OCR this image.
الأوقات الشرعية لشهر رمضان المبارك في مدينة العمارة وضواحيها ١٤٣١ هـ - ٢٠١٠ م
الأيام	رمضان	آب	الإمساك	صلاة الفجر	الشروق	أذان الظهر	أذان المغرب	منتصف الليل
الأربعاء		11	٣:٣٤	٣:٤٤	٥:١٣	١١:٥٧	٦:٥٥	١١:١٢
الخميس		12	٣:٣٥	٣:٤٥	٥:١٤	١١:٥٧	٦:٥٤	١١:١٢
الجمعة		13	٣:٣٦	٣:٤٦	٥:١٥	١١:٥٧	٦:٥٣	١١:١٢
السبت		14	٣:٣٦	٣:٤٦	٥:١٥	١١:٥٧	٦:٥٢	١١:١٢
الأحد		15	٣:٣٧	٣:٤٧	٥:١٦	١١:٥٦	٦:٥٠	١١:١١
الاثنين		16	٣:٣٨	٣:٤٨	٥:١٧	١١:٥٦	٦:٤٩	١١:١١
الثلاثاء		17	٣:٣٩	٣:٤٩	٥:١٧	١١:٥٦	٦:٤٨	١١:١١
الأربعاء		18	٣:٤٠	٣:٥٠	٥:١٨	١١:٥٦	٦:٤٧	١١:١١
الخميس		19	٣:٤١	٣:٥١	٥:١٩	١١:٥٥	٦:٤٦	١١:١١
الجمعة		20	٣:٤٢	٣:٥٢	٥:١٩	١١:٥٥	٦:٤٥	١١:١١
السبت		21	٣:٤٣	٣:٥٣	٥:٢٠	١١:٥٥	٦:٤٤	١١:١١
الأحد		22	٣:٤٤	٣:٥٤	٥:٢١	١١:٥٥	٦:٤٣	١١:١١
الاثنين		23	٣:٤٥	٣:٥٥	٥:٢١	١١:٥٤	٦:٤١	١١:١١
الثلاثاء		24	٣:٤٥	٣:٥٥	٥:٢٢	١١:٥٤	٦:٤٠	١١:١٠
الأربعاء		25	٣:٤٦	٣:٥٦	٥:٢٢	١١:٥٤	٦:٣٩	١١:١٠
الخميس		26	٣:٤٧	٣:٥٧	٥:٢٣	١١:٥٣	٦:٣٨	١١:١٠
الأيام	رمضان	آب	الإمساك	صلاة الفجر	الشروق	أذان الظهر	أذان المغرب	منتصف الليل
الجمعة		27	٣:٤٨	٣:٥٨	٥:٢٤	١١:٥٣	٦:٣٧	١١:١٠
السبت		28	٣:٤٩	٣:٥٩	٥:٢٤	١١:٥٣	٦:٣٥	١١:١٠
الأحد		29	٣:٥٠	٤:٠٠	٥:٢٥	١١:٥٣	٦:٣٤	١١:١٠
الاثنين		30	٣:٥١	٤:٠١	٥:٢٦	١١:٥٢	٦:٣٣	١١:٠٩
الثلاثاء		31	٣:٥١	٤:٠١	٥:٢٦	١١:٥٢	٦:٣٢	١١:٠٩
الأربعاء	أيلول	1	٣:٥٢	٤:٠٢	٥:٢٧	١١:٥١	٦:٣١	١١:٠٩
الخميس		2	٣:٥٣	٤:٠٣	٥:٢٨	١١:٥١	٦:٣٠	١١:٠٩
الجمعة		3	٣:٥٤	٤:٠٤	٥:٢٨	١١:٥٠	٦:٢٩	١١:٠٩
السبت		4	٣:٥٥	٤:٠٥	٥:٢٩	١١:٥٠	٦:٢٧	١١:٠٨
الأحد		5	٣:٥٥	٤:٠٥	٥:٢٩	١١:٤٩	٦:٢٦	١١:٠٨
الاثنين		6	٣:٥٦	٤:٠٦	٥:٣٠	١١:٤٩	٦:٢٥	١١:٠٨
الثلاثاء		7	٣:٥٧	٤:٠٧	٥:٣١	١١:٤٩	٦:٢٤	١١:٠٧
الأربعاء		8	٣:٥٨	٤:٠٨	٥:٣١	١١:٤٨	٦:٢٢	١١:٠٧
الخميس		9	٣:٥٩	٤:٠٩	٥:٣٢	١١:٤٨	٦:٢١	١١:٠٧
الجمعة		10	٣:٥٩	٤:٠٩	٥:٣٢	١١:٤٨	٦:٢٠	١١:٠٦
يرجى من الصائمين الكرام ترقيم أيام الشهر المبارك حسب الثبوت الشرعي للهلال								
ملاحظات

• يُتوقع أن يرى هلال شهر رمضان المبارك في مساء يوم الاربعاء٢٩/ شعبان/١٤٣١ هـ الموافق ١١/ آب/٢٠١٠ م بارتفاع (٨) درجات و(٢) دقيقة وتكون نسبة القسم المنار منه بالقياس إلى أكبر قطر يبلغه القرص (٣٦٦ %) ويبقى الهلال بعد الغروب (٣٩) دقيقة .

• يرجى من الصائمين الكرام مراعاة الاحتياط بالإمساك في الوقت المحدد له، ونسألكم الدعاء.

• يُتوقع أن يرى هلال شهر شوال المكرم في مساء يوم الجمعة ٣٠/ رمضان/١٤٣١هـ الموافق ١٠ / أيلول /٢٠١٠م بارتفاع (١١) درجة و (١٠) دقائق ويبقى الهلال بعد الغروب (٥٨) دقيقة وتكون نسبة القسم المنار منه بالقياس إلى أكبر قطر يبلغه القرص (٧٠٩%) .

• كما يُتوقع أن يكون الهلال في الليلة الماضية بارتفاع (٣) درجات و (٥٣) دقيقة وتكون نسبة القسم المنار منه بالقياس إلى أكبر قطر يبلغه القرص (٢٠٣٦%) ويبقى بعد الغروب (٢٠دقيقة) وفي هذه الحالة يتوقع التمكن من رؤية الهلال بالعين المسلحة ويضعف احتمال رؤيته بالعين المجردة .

▶ _Required work_
Your task is to repeat each line of the material exactly.

▶ _The answer_
OCR this image.
الأوقات الشرعية لشهر رمضان المبارك في مدينة العمارة وضواحيها ١٤٣١ هـ - ٢٠١٠ م
الأيام	رمضان	آب	الإمساك	صلاة الفجر	الشروق	أذان الظهر	أذان المغرب	منتصف الليل
الأربعاء		11	٣:٣٤	٣:٤٤	٥:١٣	١١:٥٧	٦:٥٥	١١:١٢
الخميس		12	٣:٣٥	٣:٤٥	٥:١٤	١١:٥٧	٦:٥٤	١١:١٢
الجمعة		13	٣:٣٦	٣:٤٦	٥:١٥	١١:٥٧	٦:٥٣	١١:١٢
السبت		14	٣:٣٦	٣:٤٦	٥:١٥	١١:٥٧	٦:٥٢	١١:١٢
الأحد		15	٣:٣٧	٣:٤٧	٥:١٦	١١:٥٦	٦:٥٠	١١:١١
الاثنين		16	٣:٣٨	٣:٤٨	٥:١٧	١١:٥٦	٦:٤٩	١١:١١
الثلاثاء		17	٣:٣٩	٣:٤٩	٥:١٧	١١:٥٦	٦:٤٨	١١:١١
الأربعاء		18	٣:٤٠	٣:٥٠	٥:١٨	١١:٥٦	٦:٤٧	١١:١١
الخميس		19	٣:٤١	٣:٥١	٥:١٩	١١:٥٥	٦:٤٦	١١:١١
الجمعة		20	٣:٤٢	٣:٥٢	٥:١٩	١١:٥٥	٦:٤٥	١١:١١
السبت		21	٣:٤٣	٣:٥٣	٥:٢٠	١١:٥٥	٦:٤٤	١١:١١
الأحد		22	٣:٤٤	٣:٥٤	٥:٢١	١١:٥٥	٦:٤٣	١١:١١
الاثنين		23	٣:٤٥	٣:٥٥	٥:٢١	١١:٥٤	٦:٤١	١١:١١
الثلاثاء		24	٣:٤٥	٣:٥٥	٥:٢٢	١١:٥٤	٦:٤٠	١١:١٠
الأربعاء		25	٣:٤٦	٣:٥٦	٥:٢٢	١١:٥٤	٦:٣٩	١١:١٠
الخميس		26	٣:٤٧	٣:٥٧	٥:٢٣	١١:٥٣	٦:٣٨	١١:١٠
الأيام	رمضان	آب	الإمساك	صلاة الفجر	الشروق	أذان الظهر	أذان المغرب	منتصف الليل
الجمعة		27	٣:٤٨	٣:٥٨	٥:٢٤	١١:٥٣	٦:٣٧	١١:١٠
السبت		28	٣:٤٩	٣:٥٩	٥:٢٤	١١:٥٣	٦:٣٥	١١:١٠
الأحد		29	٣:٥٠	٤:٠٠	٥:٢٥	١١:٥٣	٦:٣٤	١١:١٠
الاثنين		30	٣:٥١	٤:٠١	٥:٢٦	١١:٥٢	٦:٣٣	١١:٠٩
الثلاثاء		31	٣:٥١	٤:٠١	٥:٢٦	١١:٥٢	٦:٣٢	١١:٠٩
الأربعاء	أيلول	1	٣:٥٢	٤:٠٢	٥:٢٧	١١:٥١	٦:٣١	١١:٠٩
الخميس		2	٣:٥٣	٤:٠٣	٥:٢٨	١١:٥١	٦:٣٠	١١:٠٩
الجمعة		3	٣:٥٤	٤:٠٤	٥:٢٨	١١:٥٠	٦:٢٩	١١:٠٩
السبت		4	٣:٥٥	٤:٠٥	٥:٢٩	١١:٥٠	٦:٢٧	١١:٠٨
الأحد		5	٣:٥٥	٤:٠٥	٥:٢٩	١١:٤٩	٦:٢٦	١١:٠٨
الاثنين		6	٣:٥٦	٤:٠٦	٥:٣٠	١١:٤٩	٦:٢٥	١١:٠٨
الثلاثاء		7	٣:٥٧	٤:٠٧	٥:٣١	١١:٤٩	٦:٢٤	١١:٠٧
الأربعاء		8	٣:٥٨	٤:٠٨	٥:٣١	١١:٤٨	٦:٢٢	١١:٠٧
الخميس		9	٣:٥٩	٤:٠٩	٥:٣٢	١١:٤٨	٦:٢١	١١:٠٧
الجمعة		10	٣:٥٩	٤:٠٩	٥:٣٢	١١:٤٨	٦:٢٠	١١:٠٦
يرجى من الصائمين الكرام ترقيم أيام الشهر المبارك حسب الثبوت الشرعي للهلال								
ملاحظات

• يُتوقع أن يرى هلال شهر رمضان المبارك في مساء يوم الاربعاء٢٩/ شعبان/١٤٣١ هـ الموافق ١١/ آب/٢٠١٠ م بارتفاع (٨) درجات و(٢) دقيقة وتكون نسبة القسم المنار منه بالقياس إلى أكبر قطر يبلغه القرص (٣٦٦ %) ويبقى الهلال بعد الغروب (٣٩) دقيقة .

• يرجى من الصائمين الكرام مراعاة الاحتياط بالإمساك في الوقت المحدد له، ونسألكم الدعاء.

• يُتوقع أن يرى هلال شهر شوال المكرم في مساء يوم الجمعة ٣٠/ رمضان/١٤٣١هـ الموافق ١٠ / أيلول /٢٠١٠م بارتفاع (١١) درجة و (١٠) دقائق ويبقى الهلال بعد الغروب (٥٨) دقيقة وتكون نسبة القسم المنار منه بالقياس إلى أكبر قطر يبلغه القرص (٧٠٩%) .

• كما يُتوقع أن يكون الهلال في الليلة الماضية بارتفاع (٣) درجات و (٥٣) دقيقة وتكون نسبة القسم المنار منه بالقياس إلى أكبر قطر يبلغه القرص (٢٠٣٦%) ويبقى بعد الغروب (٢٠دقيقة) وفي هذه الحالة يتوقع التمكن من رؤية الهلال بالعين المسلحة ويضعف احتمال رؤيته بالعين المجردة .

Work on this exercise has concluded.